→ Source records:
———

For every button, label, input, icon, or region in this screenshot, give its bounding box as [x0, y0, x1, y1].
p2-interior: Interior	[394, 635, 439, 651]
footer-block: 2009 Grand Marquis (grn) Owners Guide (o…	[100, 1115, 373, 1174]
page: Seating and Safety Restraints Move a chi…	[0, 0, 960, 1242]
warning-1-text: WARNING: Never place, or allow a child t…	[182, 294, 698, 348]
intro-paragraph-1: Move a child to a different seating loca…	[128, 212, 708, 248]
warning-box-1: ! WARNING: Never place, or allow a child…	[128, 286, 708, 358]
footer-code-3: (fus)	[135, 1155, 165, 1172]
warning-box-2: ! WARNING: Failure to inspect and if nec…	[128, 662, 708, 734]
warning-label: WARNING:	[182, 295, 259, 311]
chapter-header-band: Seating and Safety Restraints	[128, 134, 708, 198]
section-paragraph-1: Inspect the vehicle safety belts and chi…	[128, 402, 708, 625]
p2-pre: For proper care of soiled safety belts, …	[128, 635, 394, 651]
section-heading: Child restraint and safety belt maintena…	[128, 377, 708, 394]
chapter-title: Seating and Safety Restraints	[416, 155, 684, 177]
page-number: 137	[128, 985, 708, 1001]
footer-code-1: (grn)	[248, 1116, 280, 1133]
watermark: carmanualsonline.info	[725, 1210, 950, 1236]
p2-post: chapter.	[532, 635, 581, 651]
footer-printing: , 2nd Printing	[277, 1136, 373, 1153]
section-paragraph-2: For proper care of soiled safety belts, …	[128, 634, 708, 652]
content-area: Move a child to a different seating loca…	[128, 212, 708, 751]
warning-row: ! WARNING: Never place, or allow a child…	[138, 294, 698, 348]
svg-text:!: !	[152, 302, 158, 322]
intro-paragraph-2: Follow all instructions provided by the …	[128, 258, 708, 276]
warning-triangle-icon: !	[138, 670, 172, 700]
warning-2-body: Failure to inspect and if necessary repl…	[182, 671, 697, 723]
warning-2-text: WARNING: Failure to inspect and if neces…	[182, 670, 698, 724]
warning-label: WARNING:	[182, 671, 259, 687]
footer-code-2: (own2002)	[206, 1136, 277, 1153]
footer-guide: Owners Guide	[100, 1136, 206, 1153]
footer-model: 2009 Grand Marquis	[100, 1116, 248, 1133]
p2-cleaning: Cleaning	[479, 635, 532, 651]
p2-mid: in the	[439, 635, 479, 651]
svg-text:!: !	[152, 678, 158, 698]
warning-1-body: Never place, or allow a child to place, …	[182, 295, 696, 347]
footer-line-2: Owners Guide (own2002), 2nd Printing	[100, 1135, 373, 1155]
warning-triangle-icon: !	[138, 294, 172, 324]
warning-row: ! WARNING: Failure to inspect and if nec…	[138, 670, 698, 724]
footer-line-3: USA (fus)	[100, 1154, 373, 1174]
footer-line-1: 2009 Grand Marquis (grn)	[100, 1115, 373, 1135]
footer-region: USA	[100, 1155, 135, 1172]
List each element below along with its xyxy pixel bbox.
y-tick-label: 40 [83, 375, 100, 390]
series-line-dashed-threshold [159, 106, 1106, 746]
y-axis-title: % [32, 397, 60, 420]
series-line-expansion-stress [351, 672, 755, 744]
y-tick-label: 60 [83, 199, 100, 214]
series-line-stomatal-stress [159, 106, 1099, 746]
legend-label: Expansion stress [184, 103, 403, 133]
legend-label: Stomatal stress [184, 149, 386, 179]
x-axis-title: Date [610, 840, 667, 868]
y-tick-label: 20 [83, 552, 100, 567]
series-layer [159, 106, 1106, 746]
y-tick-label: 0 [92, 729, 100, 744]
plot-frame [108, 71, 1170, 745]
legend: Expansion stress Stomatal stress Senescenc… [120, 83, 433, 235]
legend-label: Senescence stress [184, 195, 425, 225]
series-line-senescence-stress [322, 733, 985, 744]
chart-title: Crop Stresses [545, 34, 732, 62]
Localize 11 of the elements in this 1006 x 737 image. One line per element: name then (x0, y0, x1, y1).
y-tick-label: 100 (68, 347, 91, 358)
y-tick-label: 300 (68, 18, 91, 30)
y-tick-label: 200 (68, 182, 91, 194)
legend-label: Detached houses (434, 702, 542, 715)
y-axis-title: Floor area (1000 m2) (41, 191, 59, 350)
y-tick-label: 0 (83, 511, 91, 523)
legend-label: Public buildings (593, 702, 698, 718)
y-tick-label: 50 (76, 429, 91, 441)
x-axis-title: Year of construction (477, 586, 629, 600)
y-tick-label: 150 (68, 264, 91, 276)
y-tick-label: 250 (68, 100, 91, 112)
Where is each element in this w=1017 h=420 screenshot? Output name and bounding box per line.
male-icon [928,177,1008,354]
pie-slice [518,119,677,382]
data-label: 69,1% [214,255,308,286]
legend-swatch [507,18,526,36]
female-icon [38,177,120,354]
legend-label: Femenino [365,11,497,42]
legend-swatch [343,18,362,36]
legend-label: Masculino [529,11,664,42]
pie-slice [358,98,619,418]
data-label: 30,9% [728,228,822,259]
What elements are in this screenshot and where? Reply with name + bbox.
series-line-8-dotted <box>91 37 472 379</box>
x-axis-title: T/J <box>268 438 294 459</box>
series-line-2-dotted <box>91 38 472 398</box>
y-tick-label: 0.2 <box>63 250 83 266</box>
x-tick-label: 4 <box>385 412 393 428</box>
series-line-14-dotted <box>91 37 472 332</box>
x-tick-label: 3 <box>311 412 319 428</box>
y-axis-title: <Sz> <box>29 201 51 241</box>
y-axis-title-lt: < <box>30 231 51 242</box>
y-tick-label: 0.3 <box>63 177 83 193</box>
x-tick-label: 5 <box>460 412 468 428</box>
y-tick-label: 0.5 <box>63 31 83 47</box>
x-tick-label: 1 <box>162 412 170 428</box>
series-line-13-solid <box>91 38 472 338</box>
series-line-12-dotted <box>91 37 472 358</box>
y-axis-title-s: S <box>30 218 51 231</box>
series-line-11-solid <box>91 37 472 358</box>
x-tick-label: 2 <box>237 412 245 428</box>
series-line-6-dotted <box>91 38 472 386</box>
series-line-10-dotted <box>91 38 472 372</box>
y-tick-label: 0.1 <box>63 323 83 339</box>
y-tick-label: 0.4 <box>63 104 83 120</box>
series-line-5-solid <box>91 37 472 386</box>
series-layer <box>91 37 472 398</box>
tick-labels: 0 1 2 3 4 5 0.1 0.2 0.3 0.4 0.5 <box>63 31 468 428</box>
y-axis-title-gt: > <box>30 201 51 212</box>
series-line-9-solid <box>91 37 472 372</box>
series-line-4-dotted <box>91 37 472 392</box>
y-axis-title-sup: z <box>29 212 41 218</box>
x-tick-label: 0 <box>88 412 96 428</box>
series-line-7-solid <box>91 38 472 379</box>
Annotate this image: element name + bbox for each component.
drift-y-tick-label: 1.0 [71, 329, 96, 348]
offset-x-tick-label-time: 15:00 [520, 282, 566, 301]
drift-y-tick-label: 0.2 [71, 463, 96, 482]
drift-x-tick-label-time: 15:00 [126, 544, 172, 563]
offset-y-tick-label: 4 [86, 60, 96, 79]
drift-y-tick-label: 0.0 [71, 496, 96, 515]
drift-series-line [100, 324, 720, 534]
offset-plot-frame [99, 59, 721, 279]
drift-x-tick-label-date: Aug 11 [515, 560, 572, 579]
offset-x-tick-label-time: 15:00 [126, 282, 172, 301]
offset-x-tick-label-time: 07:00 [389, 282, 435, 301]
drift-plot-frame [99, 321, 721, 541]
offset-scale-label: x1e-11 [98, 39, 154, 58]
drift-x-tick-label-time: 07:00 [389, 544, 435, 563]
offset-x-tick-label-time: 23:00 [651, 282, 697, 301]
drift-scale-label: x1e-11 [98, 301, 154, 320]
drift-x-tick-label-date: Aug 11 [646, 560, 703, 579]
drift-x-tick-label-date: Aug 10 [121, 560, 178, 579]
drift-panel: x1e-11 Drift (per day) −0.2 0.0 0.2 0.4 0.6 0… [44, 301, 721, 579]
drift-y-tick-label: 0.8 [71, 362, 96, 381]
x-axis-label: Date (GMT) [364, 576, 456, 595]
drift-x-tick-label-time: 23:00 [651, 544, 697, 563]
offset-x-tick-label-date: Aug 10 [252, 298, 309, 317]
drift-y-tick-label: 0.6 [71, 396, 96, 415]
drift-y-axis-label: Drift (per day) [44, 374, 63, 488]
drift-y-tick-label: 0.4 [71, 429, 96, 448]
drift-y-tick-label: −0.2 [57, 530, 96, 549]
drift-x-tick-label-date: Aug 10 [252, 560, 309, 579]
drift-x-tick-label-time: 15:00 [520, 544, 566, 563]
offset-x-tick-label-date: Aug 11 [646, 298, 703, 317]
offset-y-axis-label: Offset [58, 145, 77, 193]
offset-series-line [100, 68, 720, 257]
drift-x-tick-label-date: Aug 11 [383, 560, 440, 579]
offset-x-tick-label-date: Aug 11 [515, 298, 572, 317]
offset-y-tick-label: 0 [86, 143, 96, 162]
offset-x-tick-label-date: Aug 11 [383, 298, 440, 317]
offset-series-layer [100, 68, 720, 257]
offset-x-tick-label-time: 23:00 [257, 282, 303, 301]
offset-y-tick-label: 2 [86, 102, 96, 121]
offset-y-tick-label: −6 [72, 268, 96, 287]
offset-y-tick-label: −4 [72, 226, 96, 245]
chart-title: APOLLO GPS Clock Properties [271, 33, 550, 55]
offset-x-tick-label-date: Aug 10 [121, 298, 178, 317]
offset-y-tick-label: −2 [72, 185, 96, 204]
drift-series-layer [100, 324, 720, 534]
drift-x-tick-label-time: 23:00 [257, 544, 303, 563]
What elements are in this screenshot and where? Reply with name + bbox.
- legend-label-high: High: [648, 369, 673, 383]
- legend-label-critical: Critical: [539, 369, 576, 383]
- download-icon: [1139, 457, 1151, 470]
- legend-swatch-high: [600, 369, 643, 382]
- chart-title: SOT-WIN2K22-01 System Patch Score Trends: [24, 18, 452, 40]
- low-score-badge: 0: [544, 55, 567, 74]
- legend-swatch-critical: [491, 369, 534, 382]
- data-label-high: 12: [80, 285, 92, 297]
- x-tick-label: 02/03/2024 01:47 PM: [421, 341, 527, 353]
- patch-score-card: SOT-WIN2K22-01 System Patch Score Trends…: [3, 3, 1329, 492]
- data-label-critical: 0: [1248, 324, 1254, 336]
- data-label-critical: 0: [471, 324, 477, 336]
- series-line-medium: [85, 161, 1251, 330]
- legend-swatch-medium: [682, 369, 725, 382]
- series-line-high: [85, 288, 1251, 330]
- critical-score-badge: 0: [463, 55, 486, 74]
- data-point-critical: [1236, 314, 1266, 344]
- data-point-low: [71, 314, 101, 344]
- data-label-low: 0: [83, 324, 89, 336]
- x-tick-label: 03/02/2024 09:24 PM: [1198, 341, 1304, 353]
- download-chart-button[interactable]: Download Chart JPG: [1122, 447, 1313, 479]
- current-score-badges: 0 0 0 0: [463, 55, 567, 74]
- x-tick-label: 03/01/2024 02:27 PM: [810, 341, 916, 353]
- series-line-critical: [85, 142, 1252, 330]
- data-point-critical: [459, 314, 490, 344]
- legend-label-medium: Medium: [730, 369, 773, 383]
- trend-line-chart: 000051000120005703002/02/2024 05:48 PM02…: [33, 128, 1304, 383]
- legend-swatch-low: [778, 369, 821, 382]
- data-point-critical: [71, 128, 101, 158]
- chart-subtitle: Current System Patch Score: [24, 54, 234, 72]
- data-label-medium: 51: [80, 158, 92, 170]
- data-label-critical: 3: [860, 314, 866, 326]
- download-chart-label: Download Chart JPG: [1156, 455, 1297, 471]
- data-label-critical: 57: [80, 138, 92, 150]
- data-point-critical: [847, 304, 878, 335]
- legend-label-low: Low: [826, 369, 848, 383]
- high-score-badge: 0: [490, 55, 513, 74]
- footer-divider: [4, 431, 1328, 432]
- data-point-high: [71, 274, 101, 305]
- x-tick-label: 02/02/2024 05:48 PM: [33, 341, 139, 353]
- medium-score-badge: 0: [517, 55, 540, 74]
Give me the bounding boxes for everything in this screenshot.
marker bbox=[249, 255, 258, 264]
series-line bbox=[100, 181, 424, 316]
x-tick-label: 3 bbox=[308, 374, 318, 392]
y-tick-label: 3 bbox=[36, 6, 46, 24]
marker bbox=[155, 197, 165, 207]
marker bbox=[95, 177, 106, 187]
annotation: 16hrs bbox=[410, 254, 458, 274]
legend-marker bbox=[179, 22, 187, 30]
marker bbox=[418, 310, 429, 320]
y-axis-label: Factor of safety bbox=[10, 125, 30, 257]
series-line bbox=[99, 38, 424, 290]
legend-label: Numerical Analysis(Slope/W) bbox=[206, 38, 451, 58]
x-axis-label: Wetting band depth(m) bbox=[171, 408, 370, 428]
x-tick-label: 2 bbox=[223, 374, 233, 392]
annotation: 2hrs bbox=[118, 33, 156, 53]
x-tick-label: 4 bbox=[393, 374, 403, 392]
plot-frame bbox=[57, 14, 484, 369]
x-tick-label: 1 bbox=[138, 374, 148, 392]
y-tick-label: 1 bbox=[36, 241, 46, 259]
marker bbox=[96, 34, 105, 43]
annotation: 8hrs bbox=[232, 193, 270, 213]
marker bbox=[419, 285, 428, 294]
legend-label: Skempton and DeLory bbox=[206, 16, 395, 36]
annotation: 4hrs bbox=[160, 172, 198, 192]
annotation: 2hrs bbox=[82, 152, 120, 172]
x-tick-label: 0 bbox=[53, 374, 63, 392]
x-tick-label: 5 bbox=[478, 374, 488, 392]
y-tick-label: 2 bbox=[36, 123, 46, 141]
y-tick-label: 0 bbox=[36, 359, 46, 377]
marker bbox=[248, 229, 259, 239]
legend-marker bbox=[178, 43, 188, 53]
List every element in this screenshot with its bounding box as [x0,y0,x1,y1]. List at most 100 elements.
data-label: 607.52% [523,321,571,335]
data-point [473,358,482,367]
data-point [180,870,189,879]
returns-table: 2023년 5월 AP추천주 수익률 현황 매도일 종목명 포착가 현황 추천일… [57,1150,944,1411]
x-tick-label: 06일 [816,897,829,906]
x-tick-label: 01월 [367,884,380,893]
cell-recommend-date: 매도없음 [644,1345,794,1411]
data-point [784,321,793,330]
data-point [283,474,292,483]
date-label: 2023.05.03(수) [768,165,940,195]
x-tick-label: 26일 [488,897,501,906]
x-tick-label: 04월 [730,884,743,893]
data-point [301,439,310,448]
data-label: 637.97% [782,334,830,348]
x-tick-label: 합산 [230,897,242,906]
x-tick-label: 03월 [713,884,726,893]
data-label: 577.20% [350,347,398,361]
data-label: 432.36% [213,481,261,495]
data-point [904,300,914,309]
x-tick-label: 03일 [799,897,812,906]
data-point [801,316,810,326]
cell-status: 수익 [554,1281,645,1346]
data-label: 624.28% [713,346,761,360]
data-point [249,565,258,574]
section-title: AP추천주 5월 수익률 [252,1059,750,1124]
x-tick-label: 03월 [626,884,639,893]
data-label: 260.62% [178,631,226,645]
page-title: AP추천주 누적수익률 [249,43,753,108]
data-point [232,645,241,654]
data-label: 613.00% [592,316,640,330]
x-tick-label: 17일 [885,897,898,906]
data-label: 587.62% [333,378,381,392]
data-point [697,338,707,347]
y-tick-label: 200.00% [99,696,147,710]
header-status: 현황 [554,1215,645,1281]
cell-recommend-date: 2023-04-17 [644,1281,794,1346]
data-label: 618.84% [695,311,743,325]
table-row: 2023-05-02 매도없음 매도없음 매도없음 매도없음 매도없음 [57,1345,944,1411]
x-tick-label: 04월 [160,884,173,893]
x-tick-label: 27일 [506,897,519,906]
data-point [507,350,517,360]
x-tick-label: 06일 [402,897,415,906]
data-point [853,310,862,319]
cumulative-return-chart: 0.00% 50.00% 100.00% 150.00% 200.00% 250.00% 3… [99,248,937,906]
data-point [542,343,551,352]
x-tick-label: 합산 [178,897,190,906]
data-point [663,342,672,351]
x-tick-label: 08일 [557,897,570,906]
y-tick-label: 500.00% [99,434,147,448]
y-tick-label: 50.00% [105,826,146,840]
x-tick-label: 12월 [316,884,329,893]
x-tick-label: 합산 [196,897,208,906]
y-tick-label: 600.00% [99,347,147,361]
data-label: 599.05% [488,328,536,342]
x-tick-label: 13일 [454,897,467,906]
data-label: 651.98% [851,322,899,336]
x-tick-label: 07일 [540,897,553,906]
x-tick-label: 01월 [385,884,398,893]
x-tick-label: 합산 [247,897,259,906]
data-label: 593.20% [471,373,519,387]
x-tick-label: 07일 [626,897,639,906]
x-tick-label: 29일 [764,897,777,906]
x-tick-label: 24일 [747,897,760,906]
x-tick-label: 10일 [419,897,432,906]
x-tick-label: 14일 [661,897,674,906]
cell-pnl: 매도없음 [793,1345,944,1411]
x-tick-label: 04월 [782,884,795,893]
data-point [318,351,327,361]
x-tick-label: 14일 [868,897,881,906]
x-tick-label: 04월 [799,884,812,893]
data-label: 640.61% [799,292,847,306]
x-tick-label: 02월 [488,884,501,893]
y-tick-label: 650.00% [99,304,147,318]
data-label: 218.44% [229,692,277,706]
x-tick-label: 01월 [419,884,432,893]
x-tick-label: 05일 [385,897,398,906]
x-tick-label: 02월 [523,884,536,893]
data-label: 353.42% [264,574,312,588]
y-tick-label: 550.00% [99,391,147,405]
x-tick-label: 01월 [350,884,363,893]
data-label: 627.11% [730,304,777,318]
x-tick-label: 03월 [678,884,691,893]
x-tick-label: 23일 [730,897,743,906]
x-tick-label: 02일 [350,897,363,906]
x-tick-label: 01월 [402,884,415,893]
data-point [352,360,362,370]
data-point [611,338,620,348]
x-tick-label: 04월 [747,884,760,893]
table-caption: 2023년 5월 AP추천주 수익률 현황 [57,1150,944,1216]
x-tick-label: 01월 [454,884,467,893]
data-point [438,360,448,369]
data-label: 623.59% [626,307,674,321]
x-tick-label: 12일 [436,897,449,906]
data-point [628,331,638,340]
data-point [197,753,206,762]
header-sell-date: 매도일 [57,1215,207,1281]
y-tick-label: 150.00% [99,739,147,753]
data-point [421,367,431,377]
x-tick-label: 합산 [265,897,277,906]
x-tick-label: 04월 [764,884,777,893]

———

→ Exercise task:
Quote the material verbatim, from its first line through the line that contains "warning-box-2: ! WARNING: Failure", with both of those lines included.

→ Exercise result:
For every button, label, input, icon, or region in this screenshot, give its bounding box as [x0, y0, x1, y1].
p2-interior: Interior	[394, 635, 439, 651]
footer-block: 2009 Grand Marquis (grn) Owners Guide (o…	[100, 1115, 373, 1174]
page: Seating and Safety Restraints Move a chi…	[0, 0, 960, 1242]
warning-1-text: WARNING: Never place, or allow a child t…	[182, 294, 698, 348]
intro-paragraph-1: Move a child to a different seating loca…	[128, 212, 708, 248]
warning-box-1: ! WARNING: Never place, or allow a child…	[128, 286, 708, 358]
footer-code-3: (fus)	[135, 1155, 165, 1172]
warning-box-2: ! WARNING: Failure to inspect and if nec…	[128, 662, 708, 734]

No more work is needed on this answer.